►

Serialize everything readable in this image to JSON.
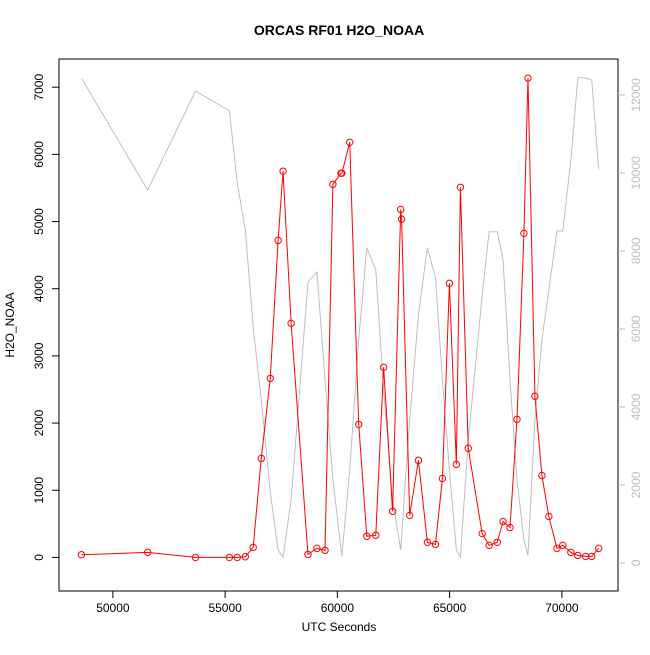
{
  "chart_data": {
    "type": "line",
    "title": "ORCAS RF01 H2O_NOAA",
    "xlabel": "UTC Seconds",
    "ylabel": "H2O_NOAA",
    "xlim": [
      47600,
      72500
    ],
    "ylim": [
      -500,
      7420
    ],
    "y2lim": [
      -720,
      12920
    ],
    "xticks": [
      50000,
      55000,
      60000,
      65000,
      70000
    ],
    "yticks": [
      0,
      1000,
      2000,
      3000,
      4000,
      5000,
      6000,
      7000
    ],
    "y2ticks": [
      0,
      2000,
      4000,
      6000,
      8000,
      10000,
      12000
    ],
    "series": [
      {
        "color": "#bebebe",
        "axis": "y2",
        "markers": false,
        "x": [
          48620,
          51550,
          53680,
          55190,
          55540,
          55900,
          56250,
          56610,
          57010,
          57360,
          57580,
          57940,
          58690,
          59090,
          59450,
          59800,
          60200,
          60550,
          60950,
          61310,
          61710,
          62060,
          62460,
          62820,
          63220,
          63610,
          64010,
          64370,
          64680,
          64990,
          65300,
          65480,
          65830,
          66450,
          66760,
          67120,
          67380,
          67690,
          68000,
          68310,
          68490,
          68800,
          69110,
          69420,
          69780,
          70040,
          70400,
          70710,
          71060,
          71330,
          71640
        ],
        "values": [
          12410,
          9560,
          12100,
          11590,
          9740,
          8540,
          6030,
          4180,
          1820,
          330,
          150,
          1620,
          7200,
          7460,
          4690,
          2130,
          180,
          2380,
          5720,
          8080,
          7510,
          4440,
          1620,
          330,
          3670,
          6360,
          8080,
          7310,
          4690,
          2380,
          330,
          150,
          3150,
          6870,
          8490,
          8490,
          7770,
          4690,
          2130,
          590,
          200,
          3670,
          5720,
          7000,
          8510,
          8510,
          10330,
          12440,
          12440,
          12380,
          10080
        ]
      },
      {
        "color": "#ff0000",
        "axis": "y",
        "markers": true,
        "x": [
          48600,
          51550,
          53680,
          55190,
          55540,
          55900,
          56250,
          56610,
          57010,
          57360,
          57580,
          57940,
          58690,
          59090,
          59450,
          59800,
          60160,
          60200,
          60550,
          60950,
          61310,
          61710,
          62060,
          62460,
          62820,
          62860,
          63220,
          63610,
          64010,
          64370,
          64680,
          64990,
          65300,
          65480,
          65830,
          66450,
          66760,
          67120,
          67380,
          67690,
          68000,
          68310,
          68490,
          68800,
          69110,
          69420,
          69780,
          70040,
          70400,
          70710,
          71060,
          71330,
          71640
        ],
        "values": [
          40,
          75,
          0,
          0,
          0,
          10,
          150,
          1475,
          2665,
          4720,
          5750,
          3485,
          45,
          135,
          105,
          5555,
          5720,
          5720,
          6180,
          1980,
          315,
          330,
          2830,
          685,
          5180,
          5035,
          625,
          1445,
          225,
          195,
          1175,
          4080,
          1385,
          5510,
          1625,
          355,
          180,
          225,
          535,
          445,
          2055,
          4825,
          7135,
          2400,
          1220,
          610,
          135,
          180,
          75,
          30,
          15,
          15,
          135
        ]
      }
    ]
  }
}
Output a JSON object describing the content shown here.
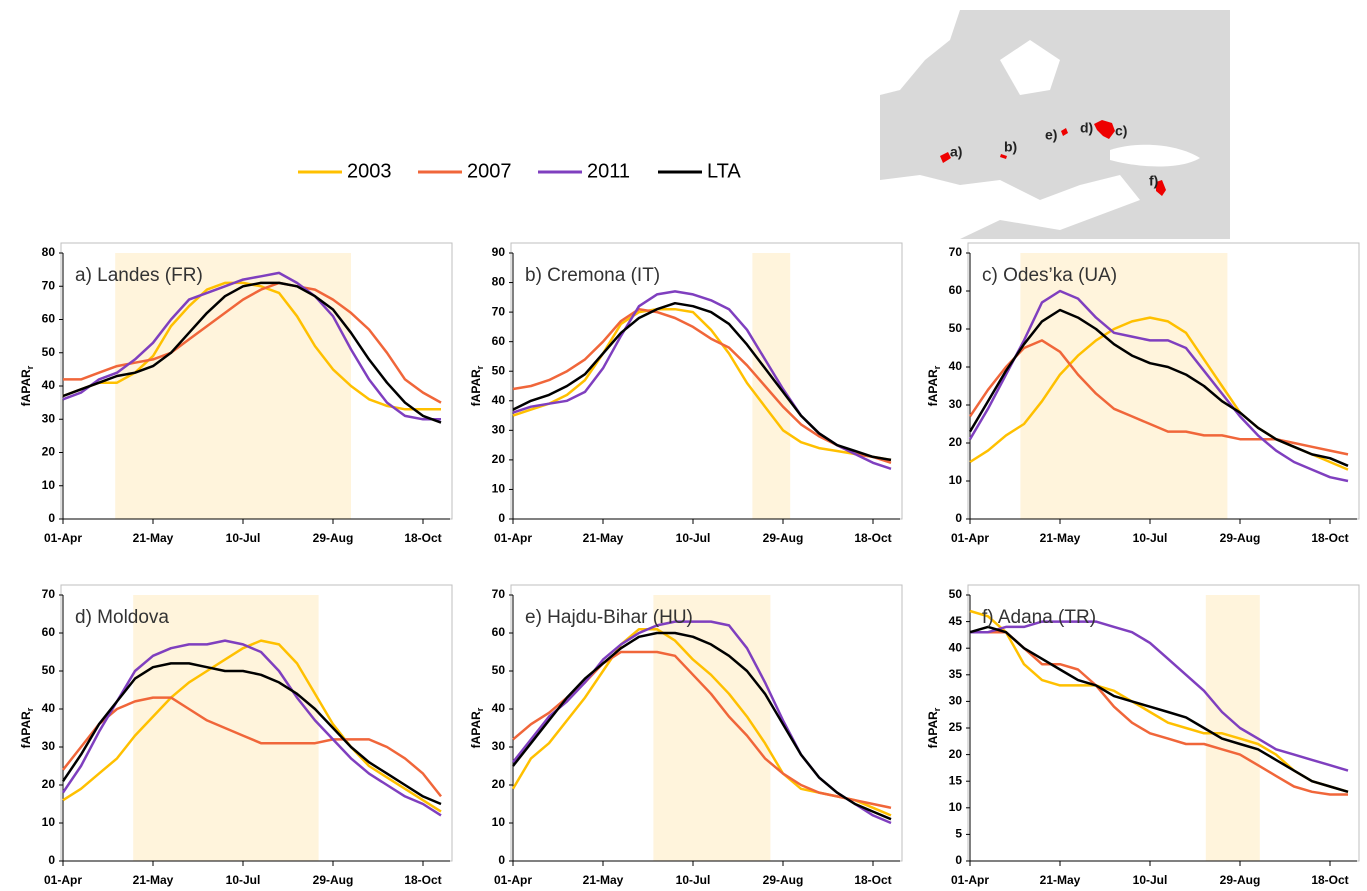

◄

◆ **Instructions to follow**: Set the data above down again exactly as given, with no pictures.

◆ **Written reply**:
Serialize everything readable in this image to JSON.
{
  "chart_data": {
    "type": "line",
    "title": "ORCAS RF01 H2O_NOAA",
    "xlabel": "UTC Seconds",
    "ylabel": "H2O_NOAA",
    "xlim": [
      47600,
      72500
    ],
    "ylim": [
      -500,
      7420
    ],
    "y2lim": [
      -720,
      12920
    ],
    "xticks": [
      50000,
      55000,
      60000,
      65000,
      70000
    ],
    "yticks": [
      0,
      1000,
      2000,
      3000,
      4000,
      5000,
      6000,
      7000
    ],
    "y2ticks": [
      0,
      2000,
      4000,
      6000,
      8000,
      10000,
      12000
    ],
    "series": [
      {
        "color": "#bebebe",
        "axis": "y2",
        "markers": false,
        "x": [
          48620,
          51550,
          53680,
          55190,
          55540,
          55900,
          56250,
          56610,
          57010,
          57360,
          57580,
          57940,
          58690,
          59090,
          59450,
          59800,
          60200,
          60550,
          60950,
          61310,
          61710,
          62060,
          62460,
          62820,
          63220,
          63610,
          64010,
          64370,
          64680,
          64990,
          65300,
          65480,
          65830,
          66450,
          66760,
          67120,
          67380,
          67690,
          68000,
          68310,
          68490,
          68800,
          69110,
          69420,
          69780,
          70040,
          70400,
          70710,
          71060,
          71330,
          71640
        ],
        "values": [
          12410,
          9560,
          12100,
          11590,
          9740,
          8540,
          6030,
          4180,
          1820,
          330,
          150,
          1620,
          7200,
          7460,
          4690,
          2130,
          180,
          2380,
          5720,
          8080,
          7510,
          4440,
          1620,
          330,
          3670,
          6360,
          8080,
          7310,
          4690,
          2380,
          330,
          150,
          3150,
          6870,
          8490,
          8490,
          7770,
          4690,
          2130,
          590,
          200,
          3670,
          5720,
          7000,
          8510,
          8510,
          10330,
          12440,
          12440,
          12380,
          10080
        ]
      },
      {
        "color": "#ff0000",
        "axis": "y",
        "markers": true,
        "x": [
          48600,
          51550,
          53680,
          55190,
          55540,
          55900,
          56250,
          56610,
          57010,
          57360,
          57580,
          57940,
          58690,
          59090,
          59450,
          59800,
          60160,
          60200,
          60550,
          60950,
          61310,
          61710,
          62060,
          62460,
          62820,
          62860,
          63220,
          63610,
          64010,
          64370,
          64680,
          64990,
          65300,
          65480,
          65830,
          66450,
          66760,
          67120,
          67380,
          67690,
          68000,
          68310,
          68490,
          68800,
          69110,
          69420,
          69780,
          70040,
          70400,
          70710,
          71060,
          71330,
          71640
        ],
        "values": [
          40,
          75,
          0,
          0,
          0,
          10,
          150,
          1475,
          2665,
          4720,
          5750,
          3485,
          45,
          135,
          105,
          5555,
          5720,
          5720,
          6180,
          1980,
          315,
          330,
          2830,
          685,
          5180,
          5035,
          625,
          1445,
          225,
          195,
          1175,
          4080,
          1385,
          5510,
          1625,
          355,
          180,
          225,
          535,
          445,
          2055,
          4825,
          7135,
          2400,
          1220,
          610,
          135,
          180,
          75,
          30,
          15,
          15,
          135
        ]
      }
    ]
  }
}
Output a JSON object describing the content shown here.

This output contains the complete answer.